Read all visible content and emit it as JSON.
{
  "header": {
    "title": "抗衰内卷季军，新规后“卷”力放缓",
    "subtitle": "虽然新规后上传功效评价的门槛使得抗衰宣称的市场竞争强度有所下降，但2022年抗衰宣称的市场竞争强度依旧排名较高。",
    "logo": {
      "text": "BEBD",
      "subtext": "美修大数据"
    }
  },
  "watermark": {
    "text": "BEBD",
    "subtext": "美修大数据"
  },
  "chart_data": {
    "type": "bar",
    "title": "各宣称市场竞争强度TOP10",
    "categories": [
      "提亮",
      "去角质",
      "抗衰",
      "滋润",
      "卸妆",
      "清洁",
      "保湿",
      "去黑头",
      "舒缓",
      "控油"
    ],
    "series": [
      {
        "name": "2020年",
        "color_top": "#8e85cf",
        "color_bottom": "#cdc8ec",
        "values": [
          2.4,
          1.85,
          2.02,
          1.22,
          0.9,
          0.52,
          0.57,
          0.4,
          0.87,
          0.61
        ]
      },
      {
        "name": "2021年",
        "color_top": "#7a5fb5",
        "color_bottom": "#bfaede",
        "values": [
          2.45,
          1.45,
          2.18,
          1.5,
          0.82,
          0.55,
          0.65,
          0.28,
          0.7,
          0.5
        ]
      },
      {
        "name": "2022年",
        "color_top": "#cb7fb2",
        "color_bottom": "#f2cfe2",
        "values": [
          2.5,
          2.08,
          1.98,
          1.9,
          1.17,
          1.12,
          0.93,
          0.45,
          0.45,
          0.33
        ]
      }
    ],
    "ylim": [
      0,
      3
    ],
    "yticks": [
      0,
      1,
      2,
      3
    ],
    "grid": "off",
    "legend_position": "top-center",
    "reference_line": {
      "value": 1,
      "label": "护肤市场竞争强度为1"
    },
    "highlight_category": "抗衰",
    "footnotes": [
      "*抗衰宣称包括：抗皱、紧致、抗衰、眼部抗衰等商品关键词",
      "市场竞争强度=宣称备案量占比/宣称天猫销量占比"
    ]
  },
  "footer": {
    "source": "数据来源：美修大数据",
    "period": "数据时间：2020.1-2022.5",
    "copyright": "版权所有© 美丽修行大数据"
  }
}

§ **Aim of the exercise**: Can you reproduce all the material exactly?

§ **Expected answer**:
Read all visible content and emit it as JSON.
{
  "header": {
    "title": "抗衰内卷季军，新规后“卷”力放缓",
    "subtitle": "虽然新规后上传功效评价的门槛使得抗衰宣称的市场竞争强度有所下降，但2022年抗衰宣称的市场竞争强度依旧排名较高。",
    "logo": {
      "text": "BEBD",
      "subtext": "美修大数据"
    }
  },
  "watermark": {
    "text": "BEBD",
    "subtext": "美修大数据"
  },
  "chart_data": {
    "type": "bar",
    "title": "各宣称市场竞争强度TOP10",
    "categories": [
      "提亮",
      "去角质",
      "抗衰",
      "滋润",
      "卸妆",
      "清洁",
      "保湿",
      "去黑头",
      "舒缓",
      "控油"
    ],
    "series": [
      {
        "name": "2020年",
        "color_top": "#8e85cf",
        "color_bottom": "#cdc8ec",
        "values": [
          2.4,
          1.85,
          2.02,
          1.22,
          0.9,
          0.52,
          0.57,
          0.4,
          0.87,
          0.61
        ]
      },
      {
        "name": "2021年",
        "color_top": "#7a5fb5",
        "color_bottom": "#bfaede",
        "values": [
          2.45,
          1.45,
          2.18,
          1.5,
          0.82,
          0.55,
          0.65,
          0.28,
          0.7,
          0.5
        ]
      },
      {
        "name": "2022年",
        "color_top": "#cb7fb2",
        "color_bottom": "#f2cfe2",
        "values": [
          2.5,
          2.08,
          1.98,
          1.9,
          1.17,
          1.12,
          0.93,
          0.45,
          0.45,
          0.33
        ]
      }
    ],
    "ylim": [
      0,
      3
    ],
    "yticks": [
      0,
      1,
      2,
      3
    ],
    "grid": "off",
    "legend_position": "top-center",
    "reference_line": {
      "value": 1,
      "label": "护肤市场竞争强度为1"
    },
    "highlight_category": "抗衰",
    "footnotes": [
      "*抗衰宣称包括：抗皱、紧致、抗衰、眼部抗衰等商品关键词",
      "市场竞争强度=宣称备案量占比/宣称天猫销量占比"
    ]
  },
  "footer": {
    "source": "数据来源：美修大数据",
    "period": "数据时间：2020.1-2022.5",
    "copyright": "版权所有© 美丽修行大数据"
  }
}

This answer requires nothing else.